┌─ The records

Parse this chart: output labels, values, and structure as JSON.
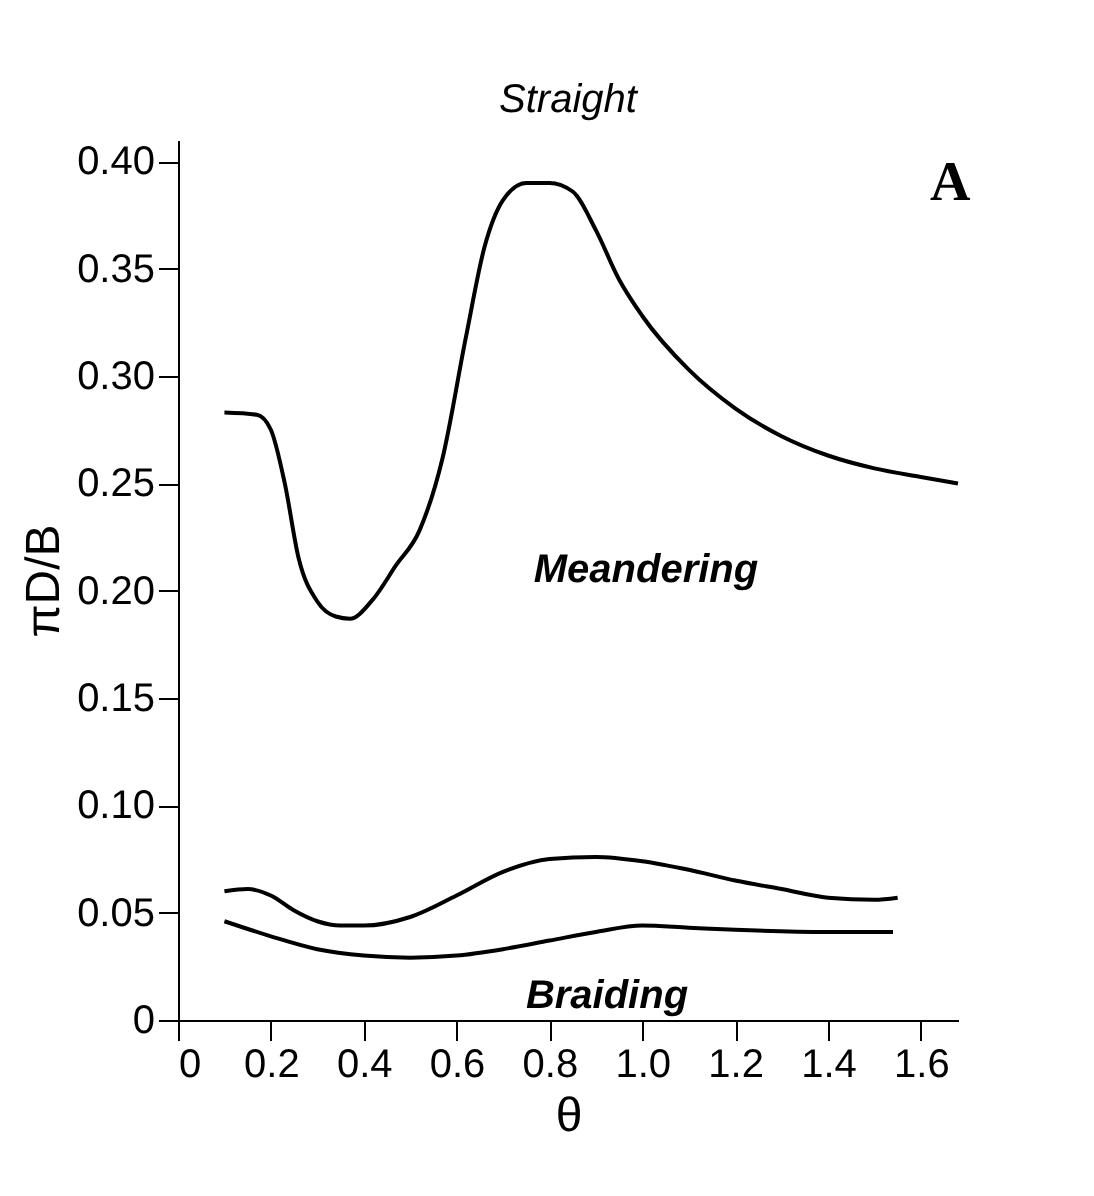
{
  "chart_data": {
    "type": "line",
    "xlabel": "θ",
    "ylabel": "πD/B",
    "xlim": [
      0,
      1.68
    ],
    "ylim": [
      0,
      0.41
    ],
    "xticks": [
      0,
      0.2,
      0.4,
      0.6,
      0.8,
      {
        "value": 1,
        "label": "1.0"
      },
      1.2,
      1.4,
      1.6
    ],
    "yticks": [
      0,
      0.05,
      {
        "value": 0.1,
        "label": "0.10"
      },
      0.15,
      {
        "value": 0.2,
        "label": "0.20"
      },
      0.25,
      {
        "value": 0.3,
        "label": "0.30"
      },
      0.35,
      {
        "value": 0.4,
        "label": "0.40"
      }
    ],
    "grid": false,
    "marker": "none",
    "line_style": "solid",
    "annotations": [
      "Straight",
      "Meandering",
      "Braiding",
      "A"
    ],
    "series": [
      {
        "color": "#000000",
        "x": [
          0.1,
          0.17,
          0.2,
          0.23,
          0.26,
          0.3,
          0.34,
          0.37,
          0.42,
          0.47,
          0.52,
          0.57,
          0.62,
          0.66,
          0.7,
          0.75,
          0.8,
          0.85,
          0.9,
          0.95,
          1.0,
          1.1,
          1.2,
          1.3,
          1.4,
          1.5,
          1.6,
          1.68
        ],
        "values": [
          0.283,
          0.282,
          0.275,
          0.25,
          0.215,
          0.195,
          0.188,
          0.187,
          0.196,
          0.212,
          0.228,
          0.262,
          0.318,
          0.36,
          0.382,
          0.39,
          0.39,
          0.386,
          0.368,
          0.345,
          0.328,
          0.303,
          0.285,
          0.272,
          0.263,
          0.257,
          0.253,
          0.25
        ]
      },
      {
        "color": "#000000",
        "x": [
          0.1,
          0.15,
          0.2,
          0.25,
          0.3,
          0.35,
          0.4,
          0.5,
          0.6,
          0.7,
          0.8,
          0.9,
          1.0,
          1.1,
          1.2,
          1.3,
          1.4,
          1.5,
          1.55
        ],
        "values": [
          0.06,
          0.061,
          0.058,
          0.051,
          0.046,
          0.044,
          0.044,
          0.048,
          0.058,
          0.069,
          0.075,
          0.076,
          0.074,
          0.07,
          0.065,
          0.061,
          0.057,
          0.056,
          0.057
        ]
      },
      {
        "color": "#000000",
        "x": [
          0.1,
          0.2,
          0.3,
          0.4,
          0.5,
          0.6,
          0.7,
          0.8,
          0.9,
          1.0,
          1.1,
          1.2,
          1.4,
          1.54
        ],
        "values": [
          0.046,
          0.039,
          0.033,
          0.03,
          0.029,
          0.03,
          0.033,
          0.037,
          0.041,
          0.044,
          0.043,
          0.042,
          0.041,
          0.041
        ]
      }
    ]
  }
}
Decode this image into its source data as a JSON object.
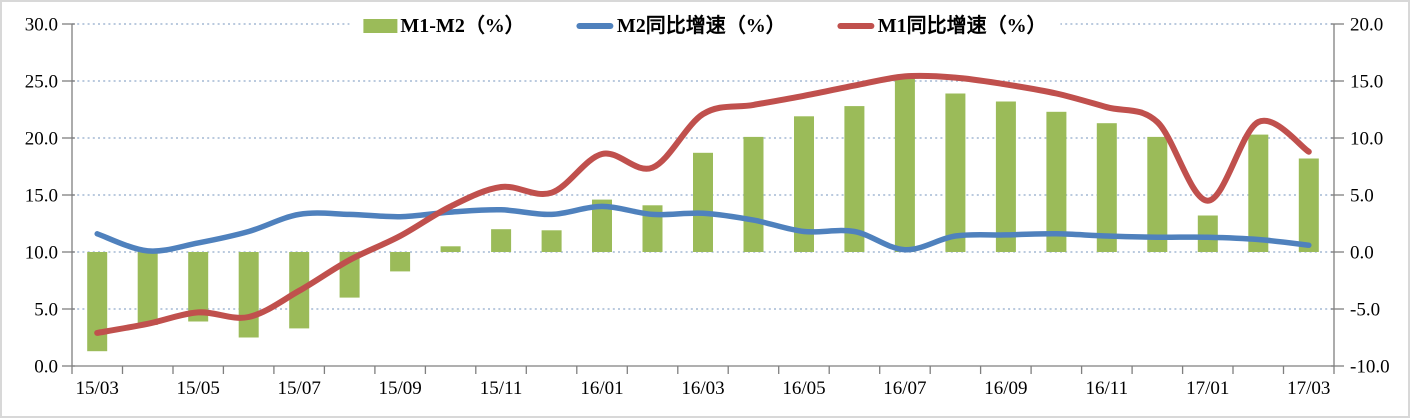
{
  "colors": {
    "bar_green": "#9BBB59",
    "line_blue": "#4F81BD",
    "line_red": "#C0504D",
    "gridline": "#A3B8D4",
    "axis": "#7F7F7F",
    "tick_text": "#000000",
    "frame_border": "#D8D8D8"
  },
  "legend": {
    "items": [
      {
        "label": "M1-M2（%）",
        "type": "bar",
        "color": "#9BBB59"
      },
      {
        "label": "M2同比增速（%）",
        "type": "line",
        "color": "#4F81BD"
      },
      {
        "label": "M1同比增速（%）",
        "type": "line",
        "color": "#C0504D"
      }
    ]
  },
  "chart_data": {
    "type": "bar+line combo",
    "grid": "horizontal dotted",
    "legend_position": "top-center",
    "categories": [
      "15/03",
      "15/04",
      "15/05",
      "15/06",
      "15/07",
      "15/08",
      "15/09",
      "15/10",
      "15/11",
      "15/12",
      "16/01",
      "16/02",
      "16/03",
      "16/04",
      "16/05",
      "16/06",
      "16/07",
      "16/08",
      "16/09",
      "16/10",
      "16/11",
      "16/12",
      "17/01",
      "17/02",
      "17/03"
    ],
    "x_tick_labels": [
      "15/03",
      "15/05",
      "15/07",
      "15/09",
      "15/11",
      "16/01",
      "16/03",
      "16/05",
      "16/07",
      "16/09",
      "16/11",
      "17/01",
      "17/03"
    ],
    "x_label_every": 2,
    "left_axis": {
      "min": 0,
      "max": 30,
      "step": 5,
      "labels_top_to_bottom": [
        "30.0",
        "25.0",
        "20.0",
        "15.0",
        "10.0",
        "5.0",
        "0.0"
      ]
    },
    "right_axis": {
      "min": -10,
      "max": 20,
      "step": 5,
      "labels_top_to_bottom": [
        "20.0",
        "15.0",
        "10.0",
        "5.0",
        "0.0",
        "-5.0",
        "-10.0"
      ]
    },
    "series": [
      {
        "name": "M1-M2（%）",
        "type": "bar",
        "axis": "right",
        "color": "#9BBB59",
        "values": [
          -8.7,
          -6.4,
          -6.1,
          -7.5,
          -6.7,
          -4.0,
          -1.7,
          0.5,
          2.0,
          1.9,
          4.6,
          4.1,
          8.7,
          10.1,
          11.9,
          12.8,
          15.2,
          13.9,
          13.2,
          12.3,
          11.3,
          10.1,
          3.2,
          10.3,
          8.2
        ]
      },
      {
        "name": "M2同比增速（%）",
        "type": "line",
        "axis": "left",
        "color": "#4F81BD",
        "values": [
          11.6,
          10.1,
          10.8,
          11.8,
          13.3,
          13.3,
          13.1,
          13.5,
          13.7,
          13.3,
          14.0,
          13.3,
          13.4,
          12.8,
          11.8,
          11.8,
          10.2,
          11.4,
          11.5,
          11.6,
          11.4,
          11.3,
          11.3,
          11.1,
          10.6
        ]
      },
      {
        "name": "M1同比增速（%）",
        "type": "line",
        "axis": "left",
        "color": "#C0504D",
        "values": [
          2.9,
          3.7,
          4.7,
          4.3,
          6.6,
          9.3,
          11.4,
          14.0,
          15.7,
          15.2,
          18.6,
          17.4,
          22.1,
          22.9,
          23.7,
          24.6,
          25.4,
          25.3,
          24.7,
          23.9,
          22.7,
          21.4,
          14.5,
          21.4,
          18.8
        ]
      }
    ]
  }
}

└─

[Stated goal] Print the complete listing exactly as it stands, without its pictures.

[Response to this exercise]
Parse this chart: output labels, values, and structure as JSON.
{
  "chart_data": {
    "type": "line",
    "xlabel": "θ",
    "ylabel": "πD/B",
    "xlim": [
      0,
      1.68
    ],
    "ylim": [
      0,
      0.41
    ],
    "xticks": [
      0,
      0.2,
      0.4,
      0.6,
      0.8,
      {
        "value": 1,
        "label": "1.0"
      },
      1.2,
      1.4,
      1.6
    ],
    "yticks": [
      0,
      0.05,
      {
        "value": 0.1,
        "label": "0.10"
      },
      0.15,
      {
        "value": 0.2,
        "label": "0.20"
      },
      0.25,
      {
        "value": 0.3,
        "label": "0.30"
      },
      0.35,
      {
        "value": 0.4,
        "label": "0.40"
      }
    ],
    "grid": false,
    "marker": "none",
    "line_style": "solid",
    "annotations": [
      "Straight",
      "Meandering",
      "Braiding",
      "A"
    ],
    "series": [
      {
        "color": "#000000",
        "x": [
          0.1,
          0.17,
          0.2,
          0.23,
          0.26,
          0.3,
          0.34,
          0.37,
          0.42,
          0.47,
          0.52,
          0.57,
          0.62,
          0.66,
          0.7,
          0.75,
          0.8,
          0.85,
          0.9,
          0.95,
          1.0,
          1.1,
          1.2,
          1.3,
          1.4,
          1.5,
          1.6,
          1.68
        ],
        "values": [
          0.283,
          0.282,
          0.275,
          0.25,
          0.215,
          0.195,
          0.188,
          0.187,
          0.196,
          0.212,
          0.228,
          0.262,
          0.318,
          0.36,
          0.382,
          0.39,
          0.39,
          0.386,
          0.368,
          0.345,
          0.328,
          0.303,
          0.285,
          0.272,
          0.263,
          0.257,
          0.253,
          0.25
        ]
      },
      {
        "color": "#000000",
        "x": [
          0.1,
          0.15,
          0.2,
          0.25,
          0.3,
          0.35,
          0.4,
          0.5,
          0.6,
          0.7,
          0.8,
          0.9,
          1.0,
          1.1,
          1.2,
          1.3,
          1.4,
          1.5,
          1.55
        ],
        "values": [
          0.06,
          0.061,
          0.058,
          0.051,
          0.046,
          0.044,
          0.044,
          0.048,
          0.058,
          0.069,
          0.075,
          0.076,
          0.074,
          0.07,
          0.065,
          0.061,
          0.057,
          0.056,
          0.057
        ]
      },
      {
        "color": "#000000",
        "x": [
          0.1,
          0.2,
          0.3,
          0.4,
          0.5,
          0.6,
          0.7,
          0.8,
          0.9,
          1.0,
          1.1,
          1.2,
          1.4,
          1.54
        ],
        "values": [
          0.046,
          0.039,
          0.033,
          0.03,
          0.029,
          0.03,
          0.033,
          0.037,
          0.041,
          0.044,
          0.043,
          0.042,
          0.041,
          0.041
        ]
      }
    ]
  }
}
Decode this image into its source data as a JSON object.
{
  "colors": {
    "bar_green": "#9BBB59",
    "line_blue": "#4F81BD",
    "line_red": "#C0504D",
    "gridline": "#A3B8D4",
    "axis": "#7F7F7F",
    "tick_text": "#000000",
    "frame_border": "#D8D8D8"
  },
  "legend": {
    "items": [
      {
        "label": "M1-M2（%）",
        "type": "bar",
        "color": "#9BBB59"
      },
      {
        "label": "M2同比增速（%）",
        "type": "line",
        "color": "#4F81BD"
      },
      {
        "label": "M1同比增速（%）",
        "type": "line",
        "color": "#C0504D"
      }
    ]
  },
  "chart_data": {
    "type": "bar+line combo",
    "grid": "horizontal dotted",
    "legend_position": "top-center",
    "categories": [
      "15/03",
      "15/04",
      "15/05",
      "15/06",
      "15/07",
      "15/08",
      "15/09",
      "15/10",
      "15/11",
      "15/12",
      "16/01",
      "16/02",
      "16/03",
      "16/04",
      "16/05",
      "16/06",
      "16/07",
      "16/08",
      "16/09",
      "16/10",
      "16/11",
      "16/12",
      "17/01",
      "17/02",
      "17/03"
    ],
    "x_tick_labels": [
      "15/03",
      "15/05",
      "15/07",
      "15/09",
      "15/11",
      "16/01",
      "16/03",
      "16/05",
      "16/07",
      "16/09",
      "16/11",
      "17/01",
      "17/03"
    ],
    "x_label_every": 2,
    "left_axis": {
      "min": 0,
      "max": 30,
      "step": 5,
      "labels_top_to_bottom": [
        "30.0",
        "25.0",
        "20.0",
        "15.0",
        "10.0",
        "5.0",
        "0.0"
      ]
    },
    "right_axis": {
      "min": -10,
      "max": 20,
      "step": 5,
      "labels_top_to_bottom": [
        "20.0",
        "15.0",
        "10.0",
        "5.0",
        "0.0",
        "-5.0",
        "-10.0"
      ]
    },
    "series": [
      {
        "name": "M1-M2（%）",
        "type": "bar",
        "axis": "right",
        "color": "#9BBB59",
        "values": [
          -8.7,
          -6.4,
          -6.1,
          -7.5,
          -6.7,
          -4.0,
          -1.7,
          0.5,
          2.0,
          1.9,
          4.6,
          4.1,
          8.7,
          10.1,
          11.9,
          12.8,
          15.2,
          13.9,
          13.2,
          12.3,
          11.3,
          10.1,
          3.2,
          10.3,
          8.2
        ]
      },
      {
        "name": "M2同比增速（%）",
        "type": "line",
        "axis": "left",
        "color": "#4F81BD",
        "values": [
          11.6,
          10.1,
          10.8,
          11.8,
          13.3,
          13.3,
          13.1,
          13.5,
          13.7,
          13.3,
          14.0,
          13.3,
          13.4,
          12.8,
          11.8,
          11.8,
          10.2,
          11.4,
          11.5,
          11.6,
          11.4,
          11.3,
          11.3,
          11.1,
          10.6
        ]
      },
      {
        "name": "M1同比增速（%）",
        "type": "line",
        "axis": "left",
        "color": "#C0504D",
        "values": [
          2.9,
          3.7,
          4.7,
          4.3,
          6.6,
          9.3,
          11.4,
          14.0,
          15.7,
          15.2,
          18.6,
          17.4,
          22.1,
          22.9,
          23.7,
          24.6,
          25.4,
          25.3,
          24.7,
          23.9,
          22.7,
          21.4,
          14.5,
          21.4,
          18.8
        ]
      }
    ]
  }
}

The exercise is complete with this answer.